# TEXT SHOWN
-- -- --

Methodology Note: All comparisons filter to:

  1. households present in both pipelines, and
  2. persons who report the same days (Tue/Wed/Thu) in both pipelines.

This excludes legacy’s artificially reassigned persons who traveled Monday but were assigned to weekdays for the “wt-wkday_3day” weighting scheme.


Summary of Differences

1. Time Encoding Difference [EXPLAINED BY SPECIFICATION CHANGE]

Status: Different time encoding between pipelines

Description:

  • Legacy uses HHMM format (e.g., 1244 for 12:44 PM)
  • New pipeline uses minutes since midnight (e.g., 764 for 12:44 PM = 12×60+44) per DaySim specification

The new pipeline follows the current DaySim standard for time encoding.


2. Person-Days Difference [EXPLAINED BY MONDAY REASSIGNMENT]

Status: ✓ Fixed - New pipeline now includes all completed diary days

Code
# Filter to common days
legacy_days = legacy["personday"].filter(pl.col("day").is_in(DAYS_TO_COMPARE))
new_days = new["personday"].filter(pl.col("day").is_in(DAYS_TO_COMPARE))

# Totals
print(f"**Person-days (days 2-3-4, common households):**")
print(f"- Legacy: {len(legacy_days):,}")
print(f"- New: {len(new_days):,}")
print(f"- Difference: {len(new_days) - len(legacy_days):+,} ({(len(new_days) - len(legacy_days))/len(legacy_days)*100:+.1f}%)")
print()

# Unique persons
legacy_persons = legacy_days.select(["hhno", "pno"]).unique()
new_persons = new_days.select(["hhno", "pno"]).unique()

-- -- --

# EXTRACTED ENTRIES
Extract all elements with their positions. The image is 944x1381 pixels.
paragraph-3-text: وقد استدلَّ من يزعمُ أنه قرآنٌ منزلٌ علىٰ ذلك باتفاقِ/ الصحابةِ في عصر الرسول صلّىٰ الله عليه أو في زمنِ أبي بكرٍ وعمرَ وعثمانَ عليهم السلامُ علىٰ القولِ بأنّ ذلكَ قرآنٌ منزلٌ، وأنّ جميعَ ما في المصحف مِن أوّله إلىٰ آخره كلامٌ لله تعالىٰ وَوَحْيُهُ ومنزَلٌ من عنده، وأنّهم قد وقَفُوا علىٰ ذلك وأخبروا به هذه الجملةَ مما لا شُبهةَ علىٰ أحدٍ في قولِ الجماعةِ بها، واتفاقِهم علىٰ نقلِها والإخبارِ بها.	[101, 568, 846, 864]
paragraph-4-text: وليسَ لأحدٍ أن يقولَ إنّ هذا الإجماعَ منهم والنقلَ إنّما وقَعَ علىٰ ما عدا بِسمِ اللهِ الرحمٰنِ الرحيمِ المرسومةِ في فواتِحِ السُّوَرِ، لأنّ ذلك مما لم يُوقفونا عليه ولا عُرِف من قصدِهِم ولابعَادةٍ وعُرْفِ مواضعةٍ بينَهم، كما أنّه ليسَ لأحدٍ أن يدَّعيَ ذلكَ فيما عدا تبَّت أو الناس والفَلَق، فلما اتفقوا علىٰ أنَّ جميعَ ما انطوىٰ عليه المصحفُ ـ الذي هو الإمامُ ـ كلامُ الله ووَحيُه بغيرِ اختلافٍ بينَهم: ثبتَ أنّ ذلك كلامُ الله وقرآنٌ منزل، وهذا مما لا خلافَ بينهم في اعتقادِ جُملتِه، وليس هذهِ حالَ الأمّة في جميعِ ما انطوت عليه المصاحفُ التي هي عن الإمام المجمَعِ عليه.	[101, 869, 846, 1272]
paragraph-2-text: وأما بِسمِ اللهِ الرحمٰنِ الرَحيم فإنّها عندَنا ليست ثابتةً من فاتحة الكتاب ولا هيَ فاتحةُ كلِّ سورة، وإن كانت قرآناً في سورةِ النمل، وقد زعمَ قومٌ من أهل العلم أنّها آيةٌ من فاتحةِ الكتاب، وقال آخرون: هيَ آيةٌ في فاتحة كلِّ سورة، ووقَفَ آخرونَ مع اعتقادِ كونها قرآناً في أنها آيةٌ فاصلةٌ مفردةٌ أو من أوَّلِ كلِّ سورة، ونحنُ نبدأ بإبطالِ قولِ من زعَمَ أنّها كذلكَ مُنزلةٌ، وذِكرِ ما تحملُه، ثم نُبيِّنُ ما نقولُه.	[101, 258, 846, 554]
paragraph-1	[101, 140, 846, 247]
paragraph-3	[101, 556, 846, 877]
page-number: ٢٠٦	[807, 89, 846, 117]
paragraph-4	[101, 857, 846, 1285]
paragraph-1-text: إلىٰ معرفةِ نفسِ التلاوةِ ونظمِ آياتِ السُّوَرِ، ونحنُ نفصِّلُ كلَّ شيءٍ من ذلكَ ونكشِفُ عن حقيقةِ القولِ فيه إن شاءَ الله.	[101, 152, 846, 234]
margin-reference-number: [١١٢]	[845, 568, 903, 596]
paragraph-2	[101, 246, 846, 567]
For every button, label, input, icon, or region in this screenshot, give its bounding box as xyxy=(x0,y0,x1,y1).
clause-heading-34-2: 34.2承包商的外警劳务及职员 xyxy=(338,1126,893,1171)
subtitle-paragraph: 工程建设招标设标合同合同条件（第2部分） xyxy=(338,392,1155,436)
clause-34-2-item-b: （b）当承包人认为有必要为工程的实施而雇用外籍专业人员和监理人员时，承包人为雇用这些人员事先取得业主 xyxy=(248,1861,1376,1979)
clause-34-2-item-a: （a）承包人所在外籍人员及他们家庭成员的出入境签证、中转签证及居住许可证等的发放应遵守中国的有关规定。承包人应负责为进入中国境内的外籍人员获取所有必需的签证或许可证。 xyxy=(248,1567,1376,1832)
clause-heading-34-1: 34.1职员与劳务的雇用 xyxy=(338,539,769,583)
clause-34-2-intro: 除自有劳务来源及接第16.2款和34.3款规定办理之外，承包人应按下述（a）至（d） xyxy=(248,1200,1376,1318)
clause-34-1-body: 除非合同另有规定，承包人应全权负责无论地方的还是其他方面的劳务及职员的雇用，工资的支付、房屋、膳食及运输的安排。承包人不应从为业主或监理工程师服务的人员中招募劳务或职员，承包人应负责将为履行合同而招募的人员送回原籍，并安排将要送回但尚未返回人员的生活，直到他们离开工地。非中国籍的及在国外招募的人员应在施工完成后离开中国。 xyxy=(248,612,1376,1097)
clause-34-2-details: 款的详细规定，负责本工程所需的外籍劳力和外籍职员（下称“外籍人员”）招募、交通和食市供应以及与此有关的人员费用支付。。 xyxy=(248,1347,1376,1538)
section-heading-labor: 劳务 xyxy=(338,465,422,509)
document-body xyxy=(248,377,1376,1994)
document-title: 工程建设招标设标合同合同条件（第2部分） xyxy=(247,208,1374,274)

-- -- --

# PROBLEM REQUIREMENTS
Retype the pipeline comparison text word for word, starting at "This excludes legacy’s" and ending at "for 12:44 PM)". The lines have no connection to the pipeline comparison text.

# TASK RESPONSE
This excludes legacy’s artificially reassigned persons who traveled Monday but were assigned to weekdays for the “wt-wkday_3day” weighting scheme.


Summary of Differences

1. Time Encoding Difference [EXPLAINED BY SPECIFICATION CHANGE]

Status: Different time encoding between pipelines

Description:

  • Legacy uses HHMM format (e.g., 1244 for 12:44 PM)